-- begin --

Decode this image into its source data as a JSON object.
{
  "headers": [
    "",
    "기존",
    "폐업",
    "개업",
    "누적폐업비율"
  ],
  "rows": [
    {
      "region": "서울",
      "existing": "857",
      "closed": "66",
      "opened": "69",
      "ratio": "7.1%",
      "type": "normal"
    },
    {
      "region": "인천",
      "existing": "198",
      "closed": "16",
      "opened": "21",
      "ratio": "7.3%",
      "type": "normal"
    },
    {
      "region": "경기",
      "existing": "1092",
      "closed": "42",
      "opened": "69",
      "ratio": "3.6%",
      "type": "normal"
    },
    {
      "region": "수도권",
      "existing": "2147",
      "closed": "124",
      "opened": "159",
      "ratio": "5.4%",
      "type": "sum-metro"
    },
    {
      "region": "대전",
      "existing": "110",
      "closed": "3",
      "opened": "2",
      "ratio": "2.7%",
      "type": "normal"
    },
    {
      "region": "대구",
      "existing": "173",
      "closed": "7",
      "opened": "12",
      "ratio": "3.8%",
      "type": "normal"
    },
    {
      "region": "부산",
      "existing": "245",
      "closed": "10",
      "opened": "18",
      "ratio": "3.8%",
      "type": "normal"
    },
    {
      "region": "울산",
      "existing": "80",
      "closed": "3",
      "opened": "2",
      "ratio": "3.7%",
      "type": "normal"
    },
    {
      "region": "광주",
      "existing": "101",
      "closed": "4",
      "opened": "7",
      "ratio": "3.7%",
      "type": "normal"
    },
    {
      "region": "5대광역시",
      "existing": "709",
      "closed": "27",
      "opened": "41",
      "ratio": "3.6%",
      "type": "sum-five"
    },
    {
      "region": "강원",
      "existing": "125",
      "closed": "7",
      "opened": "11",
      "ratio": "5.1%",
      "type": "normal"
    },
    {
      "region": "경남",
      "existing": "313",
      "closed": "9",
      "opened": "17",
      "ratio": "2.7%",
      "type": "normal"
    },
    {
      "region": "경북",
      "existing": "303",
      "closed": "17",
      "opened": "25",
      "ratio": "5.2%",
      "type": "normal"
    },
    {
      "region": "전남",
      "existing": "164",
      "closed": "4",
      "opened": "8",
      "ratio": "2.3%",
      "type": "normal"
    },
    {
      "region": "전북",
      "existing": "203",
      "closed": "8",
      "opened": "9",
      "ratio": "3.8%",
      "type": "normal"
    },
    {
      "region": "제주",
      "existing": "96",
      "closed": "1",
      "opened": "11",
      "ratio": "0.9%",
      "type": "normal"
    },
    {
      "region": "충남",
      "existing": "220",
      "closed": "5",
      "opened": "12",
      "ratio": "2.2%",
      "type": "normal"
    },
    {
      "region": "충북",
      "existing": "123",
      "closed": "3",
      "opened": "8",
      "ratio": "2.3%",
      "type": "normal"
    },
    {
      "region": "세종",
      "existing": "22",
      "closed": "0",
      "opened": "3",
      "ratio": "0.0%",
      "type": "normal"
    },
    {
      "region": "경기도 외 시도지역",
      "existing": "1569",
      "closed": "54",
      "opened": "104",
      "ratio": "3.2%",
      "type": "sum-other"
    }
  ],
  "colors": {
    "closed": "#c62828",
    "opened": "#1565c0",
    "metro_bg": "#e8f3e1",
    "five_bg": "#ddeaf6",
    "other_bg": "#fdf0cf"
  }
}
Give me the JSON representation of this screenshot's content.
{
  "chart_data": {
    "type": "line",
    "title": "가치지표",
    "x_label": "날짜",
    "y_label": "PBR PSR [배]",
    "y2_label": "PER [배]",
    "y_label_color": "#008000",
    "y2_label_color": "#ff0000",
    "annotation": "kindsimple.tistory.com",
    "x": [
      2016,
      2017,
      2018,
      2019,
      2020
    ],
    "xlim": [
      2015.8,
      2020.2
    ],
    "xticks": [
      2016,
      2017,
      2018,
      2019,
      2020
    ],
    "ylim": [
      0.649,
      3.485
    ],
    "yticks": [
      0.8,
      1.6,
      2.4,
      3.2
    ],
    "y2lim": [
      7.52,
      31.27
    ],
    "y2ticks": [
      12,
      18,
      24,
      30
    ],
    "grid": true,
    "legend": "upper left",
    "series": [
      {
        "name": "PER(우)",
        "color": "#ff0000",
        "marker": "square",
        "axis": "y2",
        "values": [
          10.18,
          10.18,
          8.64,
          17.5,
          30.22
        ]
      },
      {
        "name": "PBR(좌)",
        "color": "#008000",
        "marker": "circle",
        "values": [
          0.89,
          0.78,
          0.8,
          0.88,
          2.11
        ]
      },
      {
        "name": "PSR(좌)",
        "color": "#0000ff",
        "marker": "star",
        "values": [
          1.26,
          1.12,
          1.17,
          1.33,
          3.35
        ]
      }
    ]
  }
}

-- end --

Select and copy every line of the listing with the word "this".

• _THE RESPONSE_
Decode this image into its source data as a JSON object.
Give me the JSON representation of this screenshot's content.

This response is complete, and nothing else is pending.